▶ Records provided
◆ ◆ ◆ ◆ ◆
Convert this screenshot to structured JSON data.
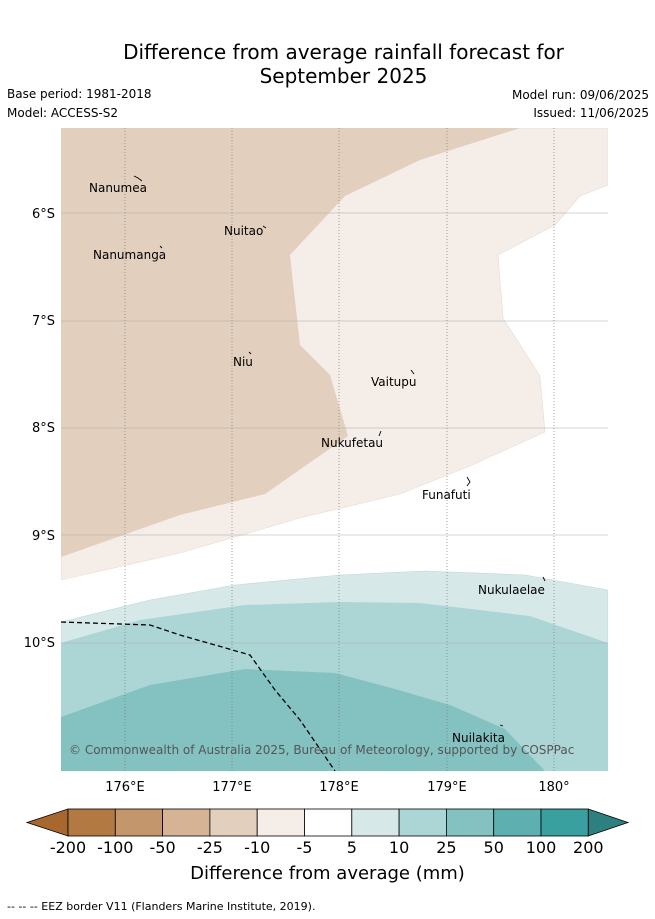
{
  "header": {
    "title_line1": "Difference from average rainfall forecast for",
    "title_line2": "September 2025",
    "base_period": "Base period: 1981-2018",
    "model": "Model: ACCESS-S2",
    "model_run": "Model run: 09/06/2025",
    "issued": "Issued: 11/06/2025"
  },
  "map": {
    "latitude_labels": [
      "6°S",
      "7°S",
      "8°S",
      "9°S",
      "10°S"
    ],
    "longitude_labels": [
      "176°E",
      "177°E",
      "178°E",
      "179°E",
      "180°"
    ],
    "places": [
      "Nanumea",
      "Nuitao",
      "Nanumanga",
      "Niu",
      "Vaitupu",
      "Nukufetau",
      "Funafuti",
      "Nukulaelae",
      "Nuilakita"
    ],
    "copyright": "© Commonwealth of Australia 2025, Bureau of Meteorology, supported by COSPPac"
  },
  "colorbar": {
    "tick_labels": [
      "-200",
      "-100",
      "-50",
      "-25",
      "-10",
      "-5",
      "5",
      "10",
      "25",
      "50",
      "100",
      "200"
    ],
    "colors": [
      "#a8672e",
      "#b27943",
      "#c3976b",
      "#d5b394",
      "#e3cfbe",
      "#f5ede8",
      "#ffffff",
      "#d6e8e8",
      "#acd6d6",
      "#84c2c2",
      "#5eb0b0",
      "#399f9f",
      "#2e7f7f"
    ],
    "label": "Difference from average (mm)"
  },
  "footnote": "-- -- -- EEZ border V11 (Flanders Marine Institute, 2019)."
}
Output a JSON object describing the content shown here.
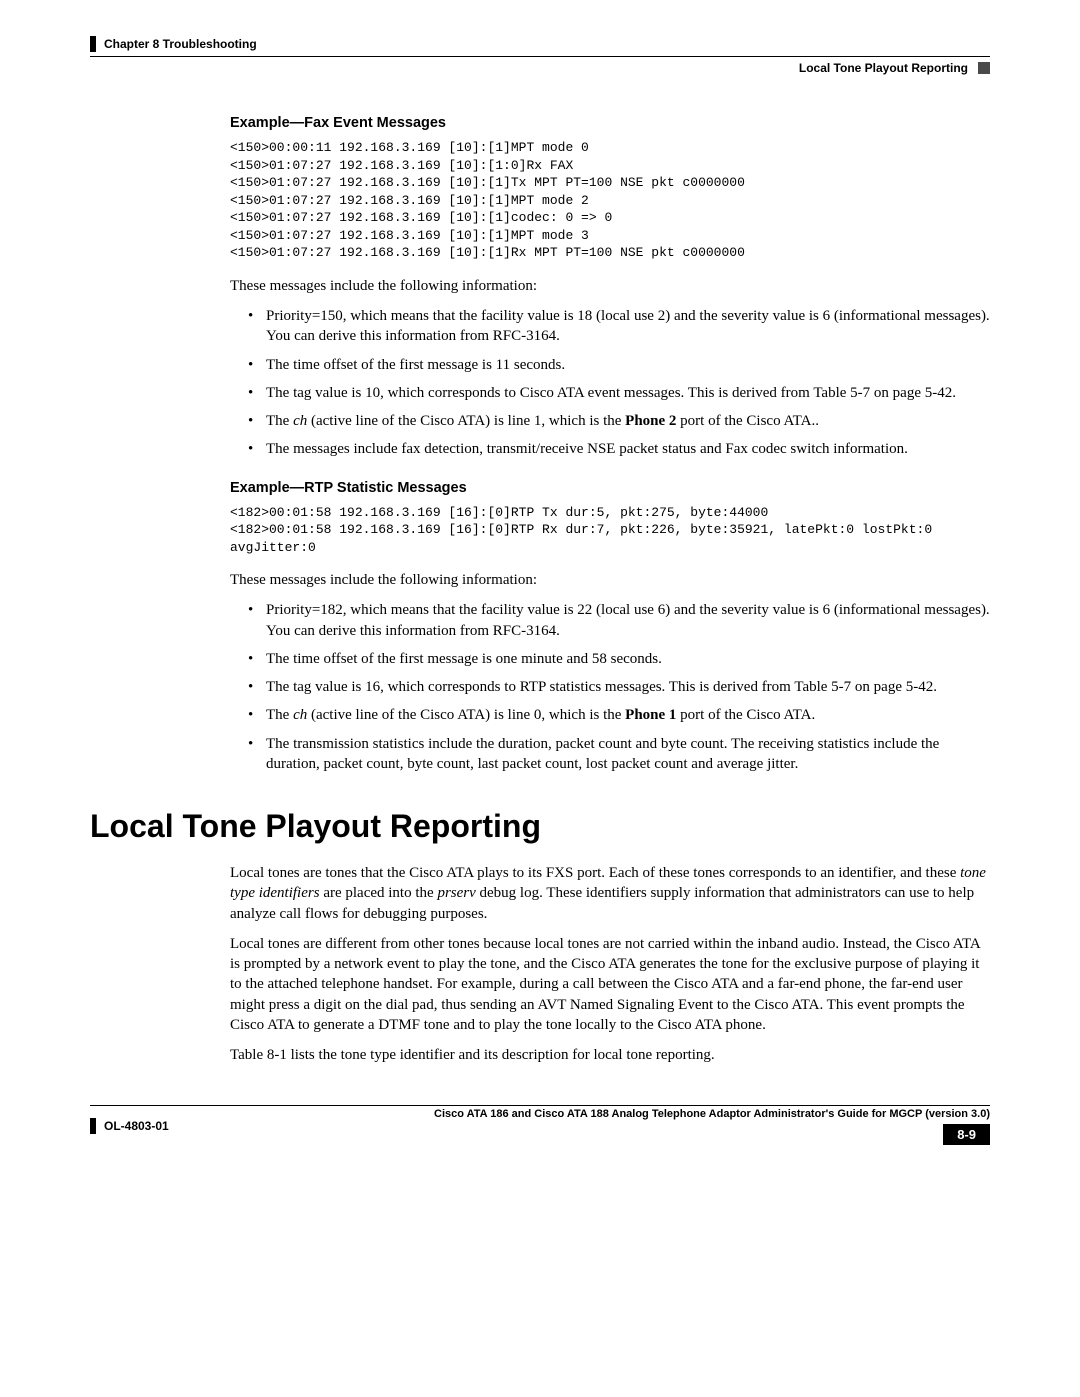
{
  "header": {
    "chapter": "Chapter 8    Troubleshooting",
    "section": "Local Tone Playout Reporting"
  },
  "section1": {
    "title": "Example—Fax Event Messages",
    "code": "<150>00:00:11 192.168.3.169 [10]:[1]MPT mode 0\n<150>01:07:27 192.168.3.169 [10]:[1:0]Rx FAX\n<150>01:07:27 192.168.3.169 [10]:[1]Tx MPT PT=100 NSE pkt c0000000\n<150>01:07:27 192.168.3.169 [10]:[1]MPT mode 2\n<150>01:07:27 192.168.3.169 [10]:[1]codec: 0 => 0\n<150>01:07:27 192.168.3.169 [10]:[1]MPT mode 3\n<150>01:07:27 192.168.3.169 [10]:[1]Rx MPT PT=100 NSE pkt c0000000",
    "intro": "These messages include the following information:",
    "bullets": {
      "b1": "Priority=150, which means that the facility value is 18 (local use 2) and the severity value is 6 (informational messages). You can derive this information from RFC-3164.",
      "b2": "The time offset of the first message is 11 seconds.",
      "b3": "The tag value is 10, which corresponds to Cisco ATA event messages. This is derived from Table 5-7 on page 5-42.",
      "b4_pre": "The ",
      "b4_em": "ch",
      "b4_mid": " (active line of the Cisco ATA) is line 1, which is the ",
      "b4_bold": "Phone 2",
      "b4_post": " port of the Cisco ATA..",
      "b5": "The messages include fax detection, transmit/receive NSE packet status and Fax codec switch information."
    }
  },
  "section2": {
    "title": "Example—RTP Statistic Messages",
    "code": "<182>00:01:58 192.168.3.169 [16]:[0]RTP Tx dur:5, pkt:275, byte:44000\n<182>00:01:58 192.168.3.169 [16]:[0]RTP Rx dur:7, pkt:226, byte:35921, latePkt:0 lostPkt:0\navgJitter:0",
    "intro": "These messages include the following information:",
    "bullets": {
      "b1": "Priority=182, which means that the facility value is 22 (local use 6) and the severity value is 6 (informational messages). You can derive this information from RFC-3164.",
      "b2": "The time offset of the first message is one minute and 58 seconds.",
      "b3": "The tag value is 16, which corresponds to RTP statistics messages. This is derived from Table 5-7 on page 5-42.",
      "b4_pre": "The ",
      "b4_em": "ch",
      "b4_mid": " (active line of the Cisco ATA) is line 0, which is the ",
      "b4_bold": "Phone 1",
      "b4_post": " port of the Cisco ATA.",
      "b5": "The transmission statistics include the duration, packet count and byte count. The receiving statistics include the duration, packet count, byte count, last packet count, lost packet count and average jitter."
    }
  },
  "main": {
    "heading": "Local Tone Playout Reporting",
    "p1_a": "Local tones are tones that the Cisco ATA plays to its FXS port. Each of these tones corresponds to an identifier, and these ",
    "p1_em1": "tone type identifiers",
    "p1_b": " are placed into the ",
    "p1_em2": "prserv",
    "p1_c": " debug log. These identifiers supply information that administrators can use to help analyze call flows for debugging purposes.",
    "p2": "Local tones are different from other tones because local tones are not carried within the inband audio. Instead, the Cisco ATA is prompted by a network event to play the tone, and the Cisco ATA generates the tone for the exclusive purpose of playing it to the attached telephone handset. For example, during a call between the Cisco ATA and a far-end phone, the far-end user might press a digit on the dial pad, thus sending an AVT Named Signaling Event to the Cisco ATA. This event prompts the Cisco ATA to generate a DTMF tone and to play the tone locally to the Cisco ATA phone.",
    "p3": "Table 8-1 lists the tone type identifier and its description for local tone reporting."
  },
  "footer": {
    "guide": "Cisco ATA 186 and Cisco ATA 188 Analog Telephone Adaptor Administrator's Guide for MGCP (version 3.0)",
    "doc": "OL-4803-01",
    "page": "8-9"
  }
}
◆ ◆ ◆ ◆ ◆
▶ Stated exercise
None of the pictures should appear; repeat the records exactly otherwise.

▶ The output
Convert this screenshot to structured JSON data.
{
  "header": {
    "title_line1": "Difference from average rainfall forecast for",
    "title_line2": "September 2025",
    "base_period": "Base period: 1981-2018",
    "model": "Model: ACCESS-S2",
    "model_run": "Model run: 09/06/2025",
    "issued": "Issued: 11/06/2025"
  },
  "map": {
    "latitude_labels": [
      "6°S",
      "7°S",
      "8°S",
      "9°S",
      "10°S"
    ],
    "longitude_labels": [
      "176°E",
      "177°E",
      "178°E",
      "179°E",
      "180°"
    ],
    "places": [
      "Nanumea",
      "Nuitao",
      "Nanumanga",
      "Niu",
      "Vaitupu",
      "Nukufetau",
      "Funafuti",
      "Nukulaelae",
      "Nuilakita"
    ],
    "copyright": "© Commonwealth of Australia 2025, Bureau of Meteorology, supported by COSPPac"
  },
  "colorbar": {
    "tick_labels": [
      "-200",
      "-100",
      "-50",
      "-25",
      "-10",
      "-5",
      "5",
      "10",
      "25",
      "50",
      "100",
      "200"
    ],
    "colors": [
      "#a8672e",
      "#b27943",
      "#c3976b",
      "#d5b394",
      "#e3cfbe",
      "#f5ede8",
      "#ffffff",
      "#d6e8e8",
      "#acd6d6",
      "#84c2c2",
      "#5eb0b0",
      "#399f9f",
      "#2e7f7f"
    ],
    "label": "Difference from average (mm)"
  },
  "footnote": "-- -- -- EEZ border V11 (Flanders Marine Institute, 2019)."
}
Output a JSON object describing the content shown here.
{
  "header": {
    "chapter": "Chapter 8    Troubleshooting",
    "section": "Local Tone Playout Reporting"
  },
  "section1": {
    "title": "Example—Fax Event Messages",
    "code": "<150>00:00:11 192.168.3.169 [10]:[1]MPT mode 0\n<150>01:07:27 192.168.3.169 [10]:[1:0]Rx FAX\n<150>01:07:27 192.168.3.169 [10]:[1]Tx MPT PT=100 NSE pkt c0000000\n<150>01:07:27 192.168.3.169 [10]:[1]MPT mode 2\n<150>01:07:27 192.168.3.169 [10]:[1]codec: 0 => 0\n<150>01:07:27 192.168.3.169 [10]:[1]MPT mode 3\n<150>01:07:27 192.168.3.169 [10]:[1]Rx MPT PT=100 NSE pkt c0000000",
    "intro": "These messages include the following information:",
    "bullets": {
      "b1": "Priority=150, which means that the facility value is 18 (local use 2) and the severity value is 6 (informational messages). You can derive this information from RFC-3164.",
      "b2": "The time offset of the first message is 11 seconds.",
      "b3": "The tag value is 10, which corresponds to Cisco ATA event messages. This is derived from Table 5-7 on page 5-42.",
      "b4_pre": "The ",
      "b4_em": "ch",
      "b4_mid": " (active line of the Cisco ATA) is line 1, which is the ",
      "b4_bold": "Phone 2",
      "b4_post": " port of the Cisco ATA..",
      "b5": "The messages include fax detection, transmit/receive NSE packet status and Fax codec switch information."
    }
  },
  "section2": {
    "title": "Example—RTP Statistic Messages",
    "code": "<182>00:01:58 192.168.3.169 [16]:[0]RTP Tx dur:5, pkt:275, byte:44000\n<182>00:01:58 192.168.3.169 [16]:[0]RTP Rx dur:7, pkt:226, byte:35921, latePkt:0 lostPkt:0\navgJitter:0",
    "intro": "These messages include the following information:",
    "bullets": {
      "b1": "Priority=182, which means that the facility value is 22 (local use 6) and the severity value is 6 (informational messages). You can derive this information from RFC-3164.",
      "b2": "The time offset of the first message is one minute and 58 seconds.",
      "b3": "The tag value is 16, which corresponds to RTP statistics messages. This is derived from Table 5-7 on page 5-42.",
      "b4_pre": "The ",
      "b4_em": "ch",
      "b4_mid": " (active line of the Cisco ATA) is line 0, which is the ",
      "b4_bold": "Phone 1",
      "b4_post": " port of the Cisco ATA.",
      "b5": "The transmission statistics include the duration, packet count and byte count. The receiving statistics include the duration, packet count, byte count, last packet count, lost packet count and average jitter."
    }
  },
  "main": {
    "heading": "Local Tone Playout Reporting",
    "p1_a": "Local tones are tones that the Cisco ATA plays to its FXS port. Each of these tones corresponds to an identifier, and these ",
    "p1_em1": "tone type identifiers",
    "p1_b": " are placed into the ",
    "p1_em2": "prserv",
    "p1_c": " debug log. These identifiers supply information that administrators can use to help analyze call flows for debugging purposes.",
    "p2": "Local tones are different from other tones because local tones are not carried within the inband audio. Instead, the Cisco ATA is prompted by a network event to play the tone, and the Cisco ATA generates the tone for the exclusive purpose of playing it to the attached telephone handset. For example, during a call between the Cisco ATA and a far-end phone, the far-end user might press a digit on the dial pad, thus sending an AVT Named Signaling Event to the Cisco ATA. This event prompts the Cisco ATA to generate a DTMF tone and to play the tone locally to the Cisco ATA phone.",
    "p3": "Table 8-1 lists the tone type identifier and its description for local tone reporting."
  },
  "footer": {
    "guide": "Cisco ATA 186 and Cisco ATA 188 Analog Telephone Adaptor Administrator's Guide for MGCP (version 3.0)",
    "doc": "OL-4803-01",
    "page": "8-9"
  }
}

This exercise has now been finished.